WORK INSTRUCTIONS: Extract each line containing the string "this".

PROVIDED MATERIAL:

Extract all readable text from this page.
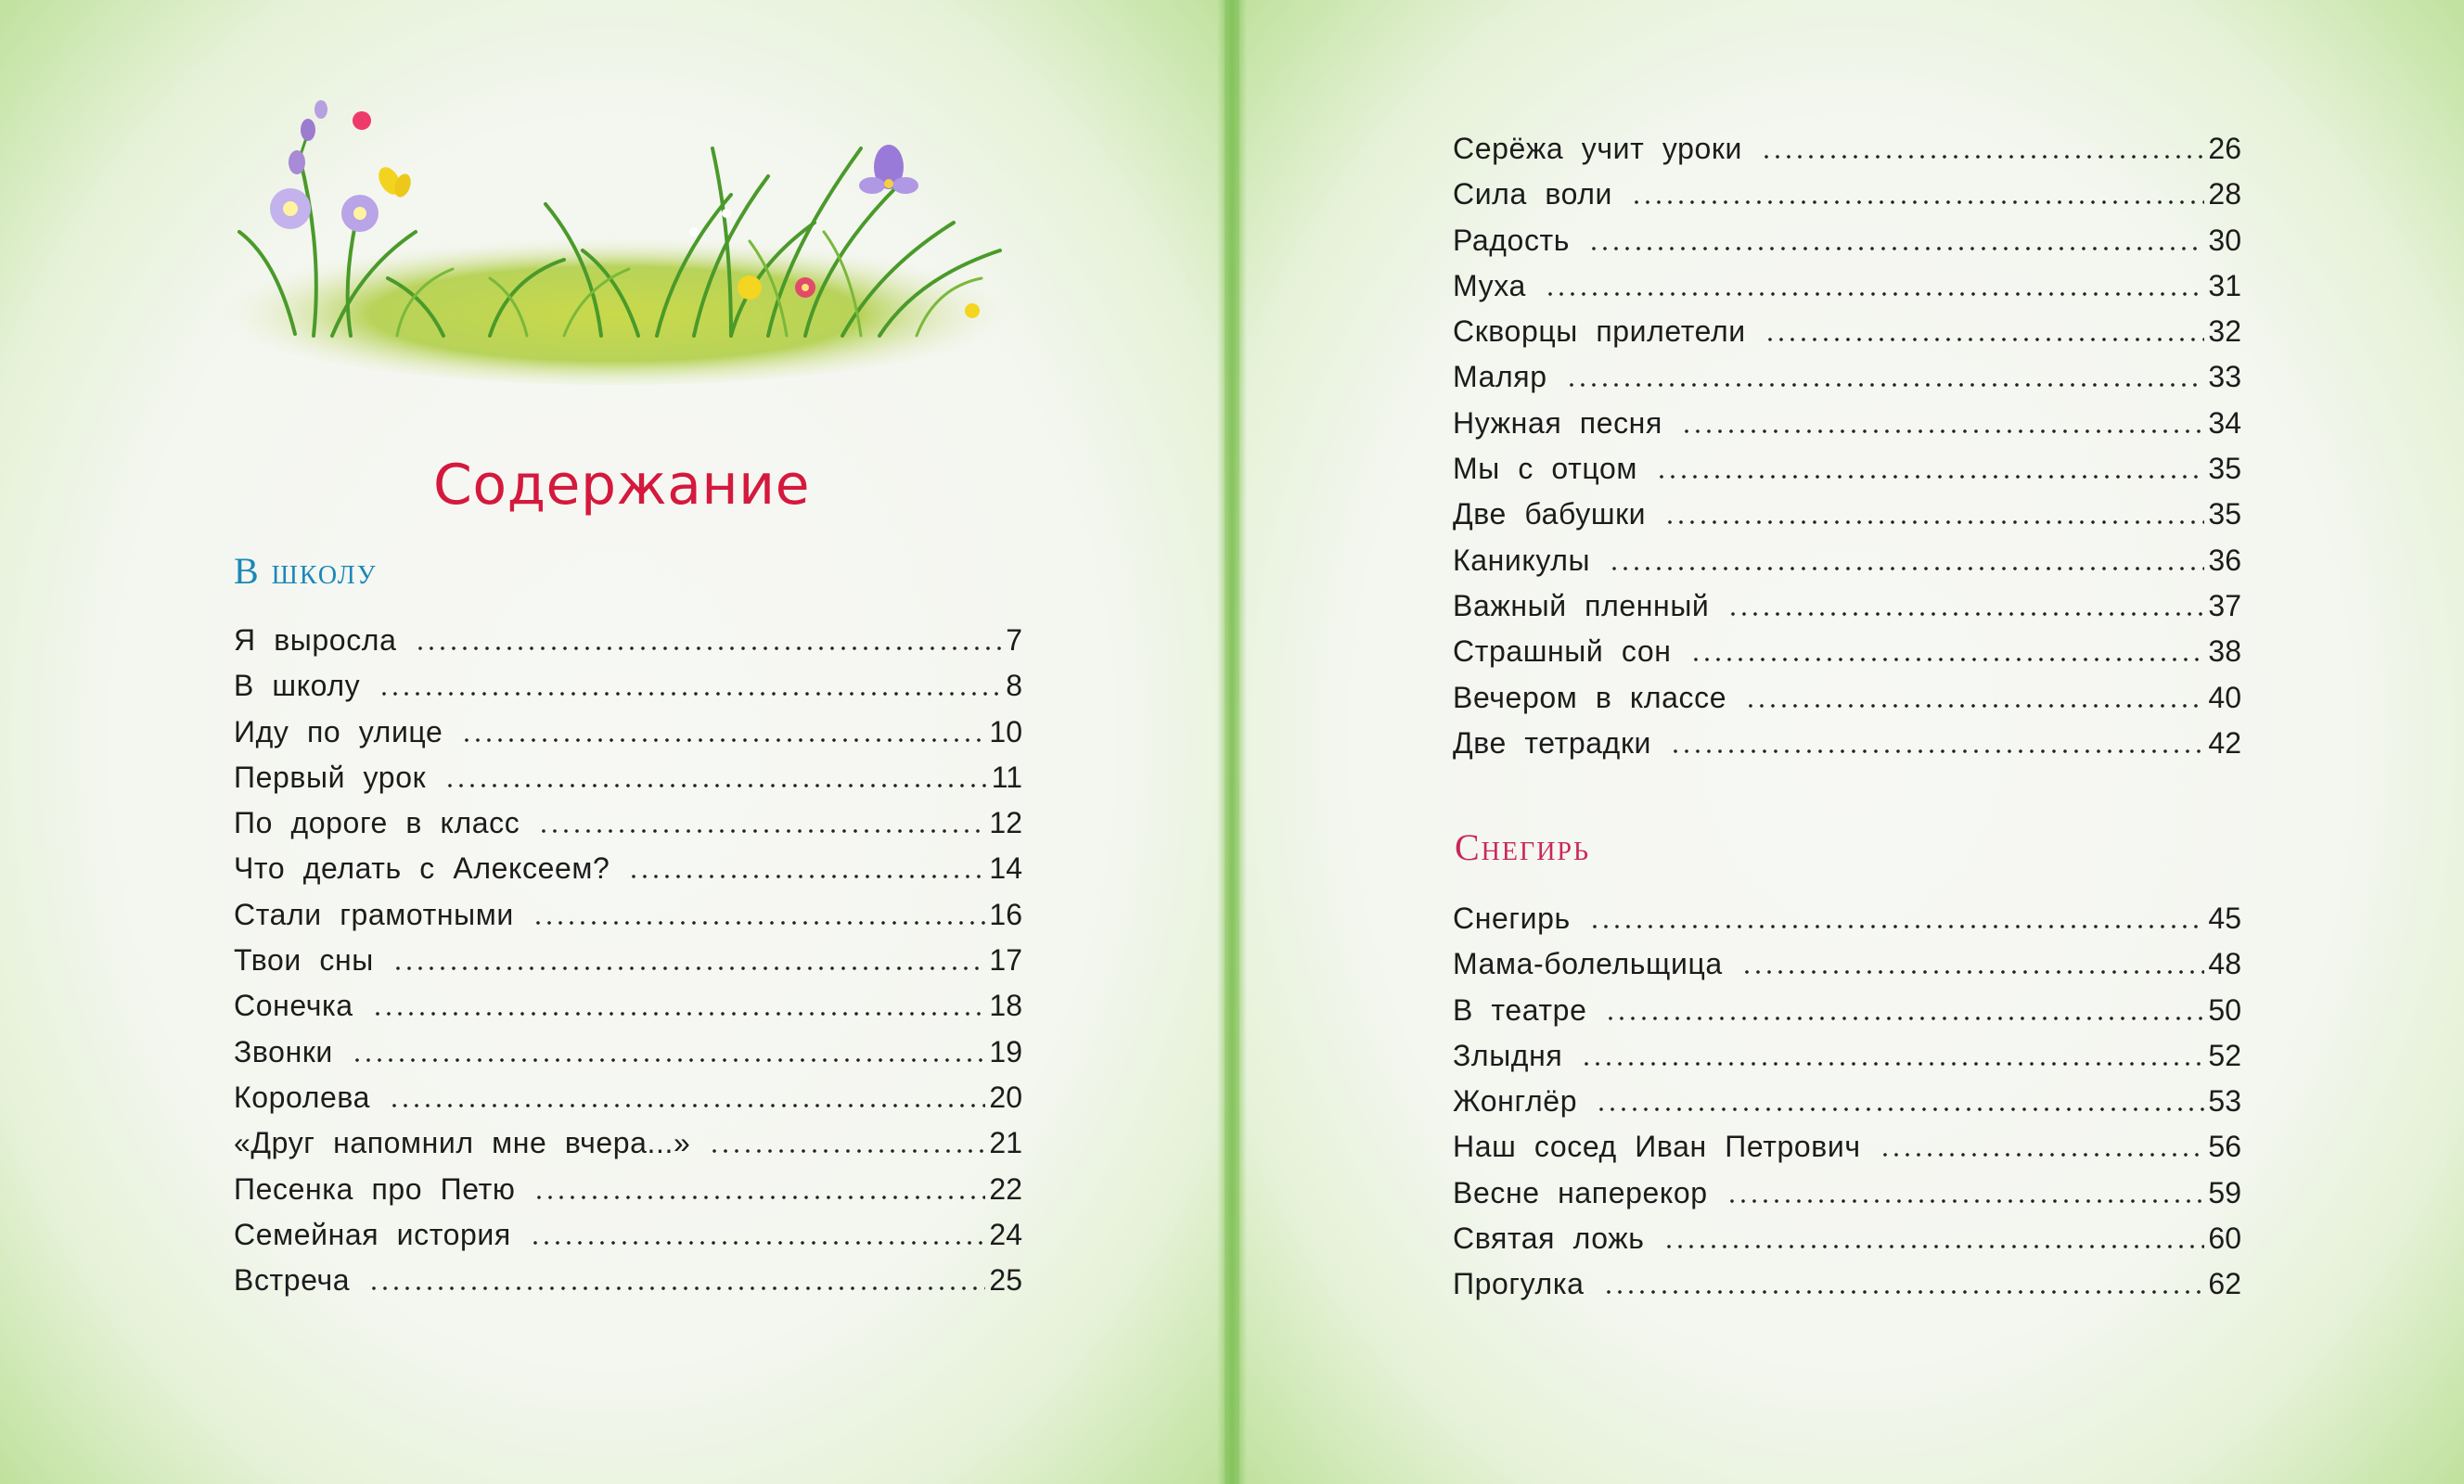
Содержание
В школу
Я выросла	7
В школу	8
Иду по улице	10
Первый урок	11
По дороге в класс	12
Что делать с Алексеем?	14
Стали грамотными	16
Твои сны	17
Сонечка	18
Звонки	19
Королева	20
«Друг напомнил мне вчера...»	21
Песенка про Петю	22
Семейная история	24
Встреча	25
Серёжа учит уроки	26
Сила воли	28
Радость	30
Муха	31
Скворцы прилетели	32
Маляр	33
Нужная песня	34
Мы с отцом	35
Две бабушки	35
Каникулы	36
Важный пленный	37
Страшный сон	38
Вечером в классе	40
Две тетрадки	42
Снегирь
Снегирь	45
Мама-болельщица	48
В театре	50
Злыдня	52
Жонглёр	53
Наш сосед Иван Петрович	56
Весне наперекор	59
Святая ложь	60
Прогулка	62
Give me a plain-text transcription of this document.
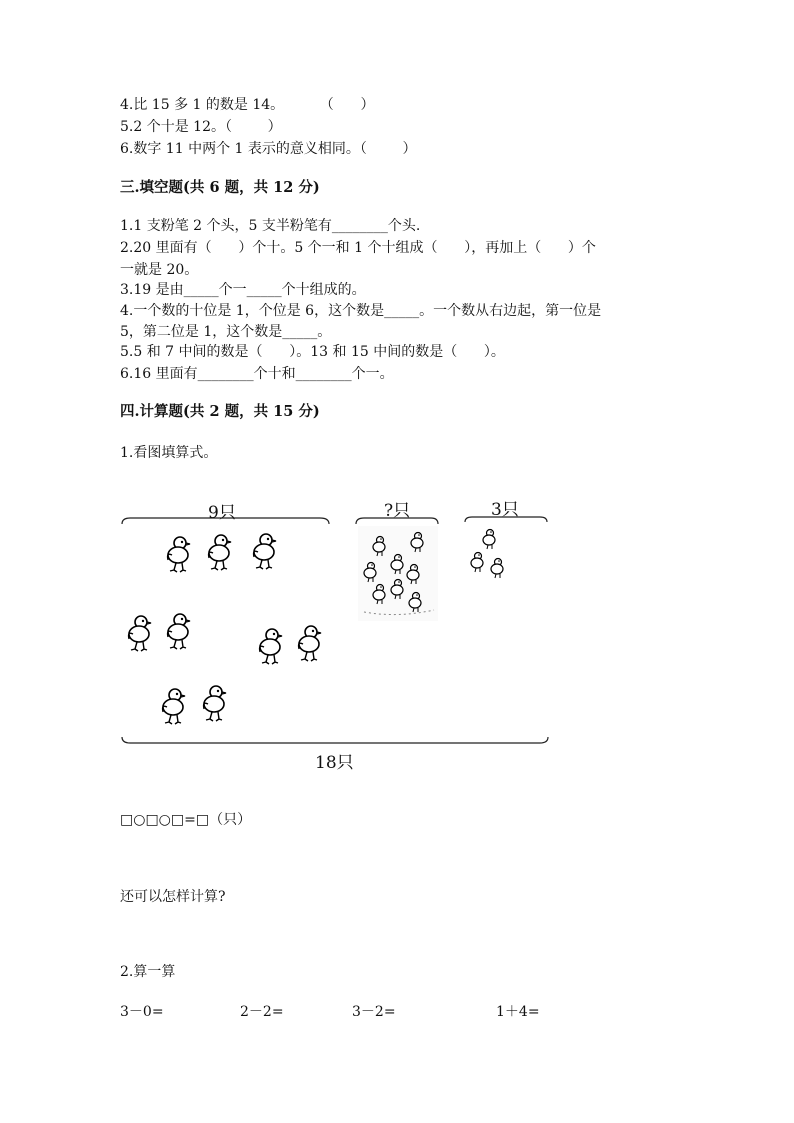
4.比 15 多 1 的数是 14。        （      ）
5.2 个十是 12。（        ）
6.数字 11 中两个 1 表示的意义相同。（        ）
三.填空题(共 6 题，共 12 分)
1.1 支粉笔 2 个头，5 支半粉笔有________个头.
2.20 里面有（      ）个十。5 个一和 1 个十组成（      ），再加上（      ）个
一就是 20。
3.19 是由_____个一_____个十组成的。
4.一个数的十位是 1，个位是 6，这个数是_____。一个数从右边起，第一位是
5，第二位是 1，这个数是_____。
5.5 和 7 中间的数是（      ）。13 和 15 中间的数是（      ）。
6.16 里面有________个十和________个一。
四.计算题(共 2 题，共 15 分)
1.看图填算式。
9只	?只	3只
18只
□○□○□=□（只）
还可以怎样计算?
2.算一算
3－0=	2－2=	3－2=	1＋4=
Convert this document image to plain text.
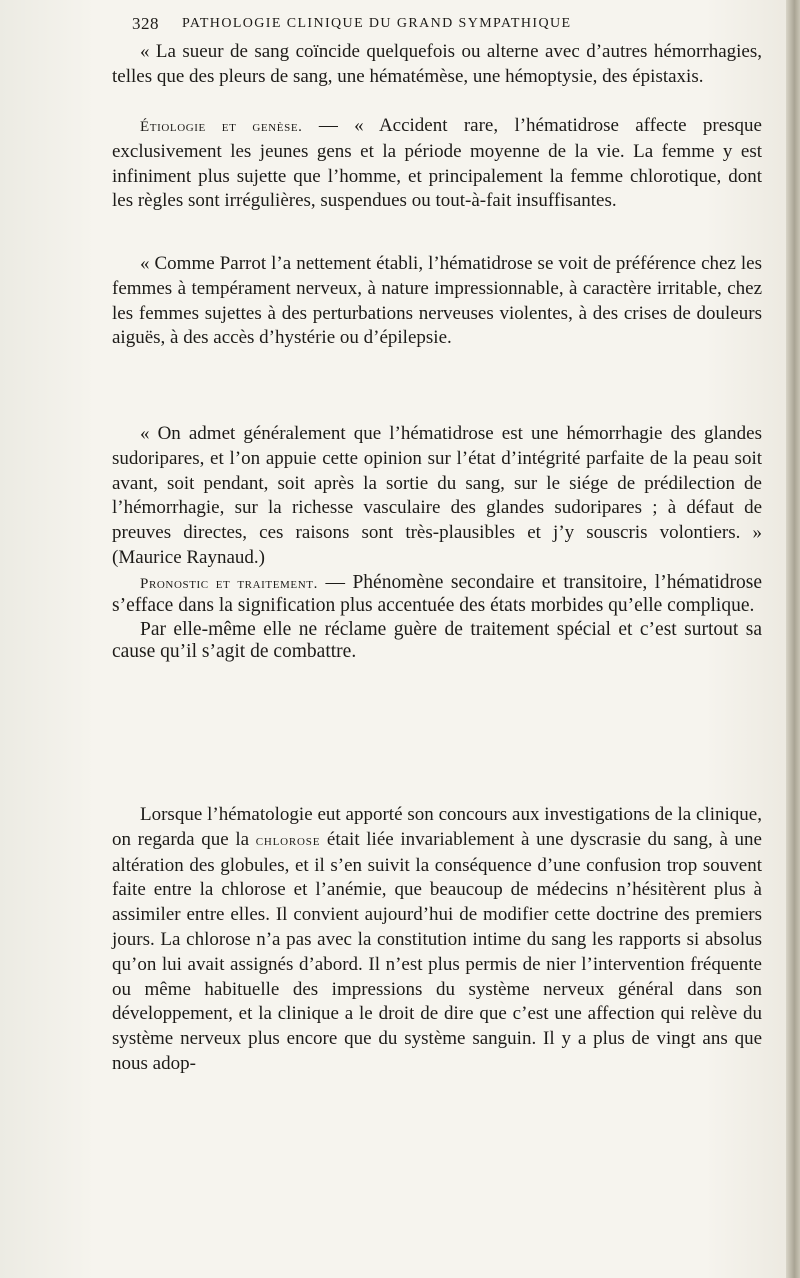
328 PATHOLOGIE CLINIQUE DU GRAND SYMPATHIQUE

« La sueur de sang coïncide quelquefois ou alterne avec d’autres hémorrhagies, telles que des pleurs de sang, une hématémèse, une hémoptysie, des épistaxis.

Étiologie et genèse. — « Accident rare, l’hématidrose affecte presque exclusivement les jeunes gens et la période moyenne de la vie. La femme y est infiniment plus sujette que l’homme, et principalement la femme chlorotique, dont les règles sont irrégulières, suspendues ou tout-à-fait insuffisantes.

« Comme Parrot l’a nettement établi, l’hématidrose se voit de préférence chez les femmes à tempérament nerveux, à nature impressionnable, à caractère irritable, chez les femmes sujettes à des perturbations nerveuses violentes, à des crises de douleurs aiguës, à des accès d’hystérie ou d’épilepsie.

« On admet généralement que l’hématidrose est une hémorrhagie des glandes sudoripares, et l’on appuie cette opinion sur l’état d’intégrité parfaite de la peau soit avant, soit pendant, soit après la sortie du sang, sur le siége de prédilection de l’hémorrhagie, sur la richesse vasculaire des glandes sudoripares ; à défaut de preuves directes, ces raisons sont très-plausibles et j’y souscris volontiers. » (Maurice Raynaud.)

Pronostic et traitement. — Phénomène secondaire et transitoire, l’hématidrose s’efface dans la signification plus accentuée des états morbides qu’elle complique.

Par elle-même elle ne réclame guère de traitement spécial et c’est surtout sa cause qu’il s’agit de combattre.

Lorsque l’hématologie eut apporté son concours aux investigations de la clinique, on regarda que la chlorose était liée invariablement à une dyscrasie du sang, à une altération des globules, et il s’en suivit la conséquence d’une confusion trop souvent faite entre la chlorose et l’anémie, que beaucoup de médecins n’hésitèrent plus à assimiler entre elles. Il convient aujourd’hui de modifier cette doctrine des premiers jours. La chlorose n’a pas avec la constitution intime du sang les rapports si absolus qu’on lui avait assignés d’abord. Il n’est plus permis de nier l’intervention fréquente ou même habituelle des impressions du système nerveux général dans son développement, et la clinique a le droit de dire que c’est une affection qui relève du système nerveux plus encore que du système sanguin. Il y a plus de vingt ans que nous adop-
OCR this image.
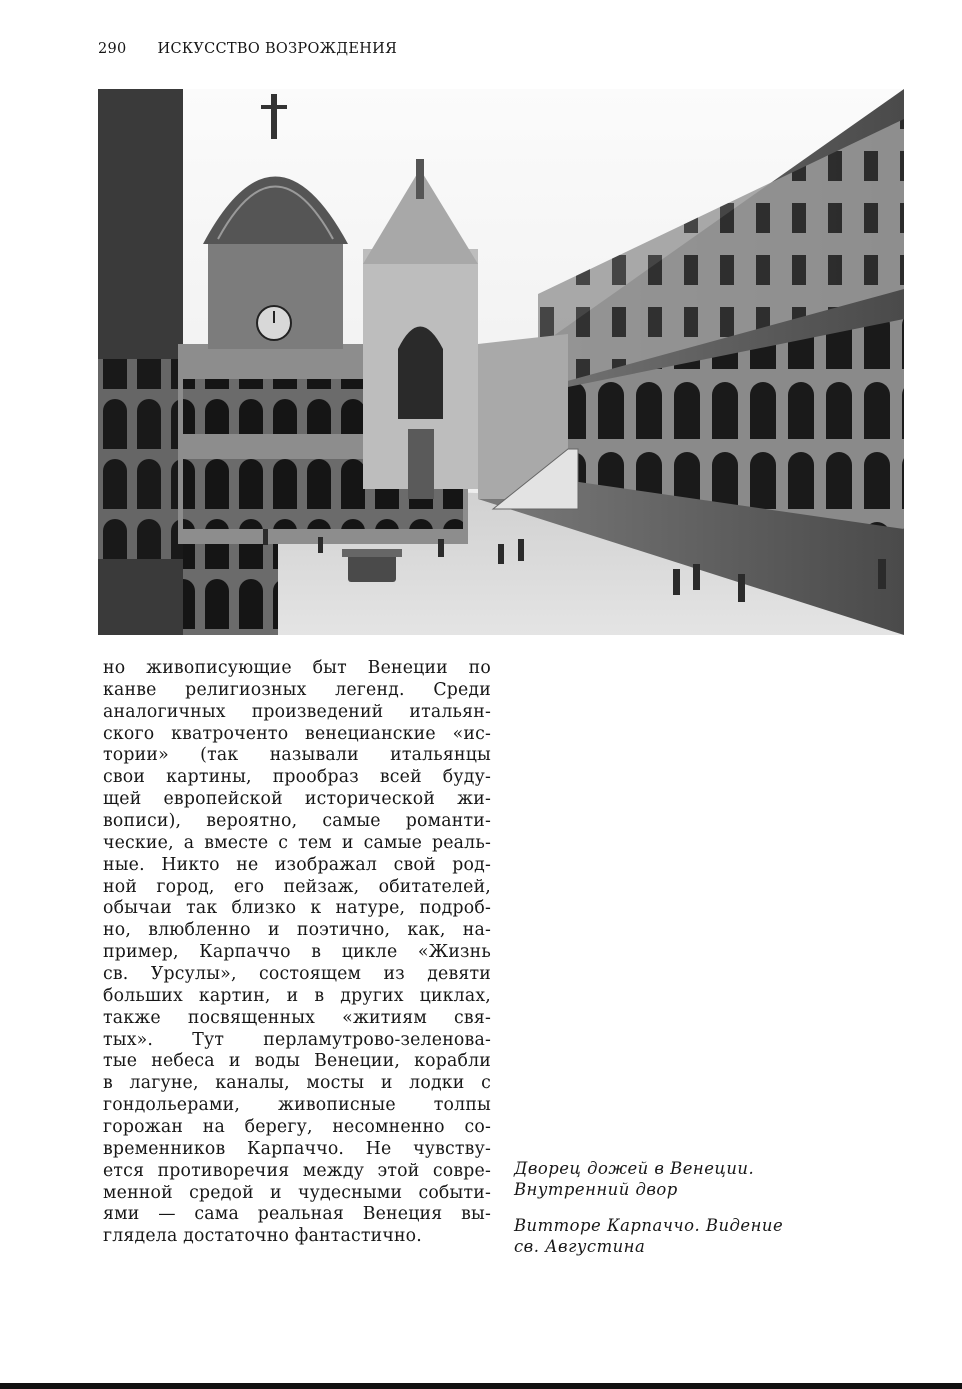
290 ИСКУССТВО ВОЗРОЖДЕНИЯ
но живописующие быт Венеции по
канве религиозных легенд. Среди
аналогичных произведений итальян-
ского кватроченто венецианские «ис-
тории» (так называли итальянцы
свои картины, прообраз всей буду-
щей европейской исторической жи-
вописи), вероятно, самые романти-
ческие, а вместе с тем и самые реаль-
ные. Никто не изображал свой род-
ной город, его пейзаж, обитателей,
обычаи так близко к натуре, подроб-
но, влюбленно и поэтично, как, на-
пример, Карпаччо в цикле «Жизнь
св. Урсулы», состоящем из девяти
больших картин, и в других циклах,
также посвященных «житиям свя-
тых». Тут перламутрово-зеленова-
тые небеса и воды Венеции, корабли
в лагуне, каналы, мосты и лодки с
гондольерами, живописные толпы
горожан на берегу, несомненно со-
временников Карпаччо. Не чувству-
ется противоречия между этой совре-
менной средой и чудесными событи-
ями — сама реальная Венеция вы-
глядела достаточно фантастично.
Дворец дожей в Венеции.
Внутренний двор
Витторе Карпаччо. Видение
св. Августина
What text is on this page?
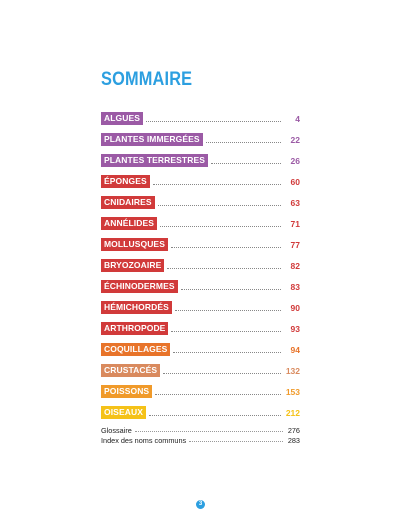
SOMMAIRE
ALGUES	4
PLANTES IMMERGÉES	22
PLANTES TERRESTRES	26
ÉPONGES	60
CNIDAIRES	63
ANNÉLIDES	71
MOLLUSQUES	77
BRYOZOAIRE	82
ÉCHINODERMES	83
HÉMICHORDÉS	90
ARTHROPODE	93
COQUILLAGES	94
CRUSTACÉS	132
POISSONS	153
OISEAUX	212
Glossaire	276
Index des noms communs	283
3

WORKED SOLUTION:
Extract all readable text from this page.
Give me a plain-text transcription of this document.
Convert this document image to plain text.
OCR this image.
What text is on this page?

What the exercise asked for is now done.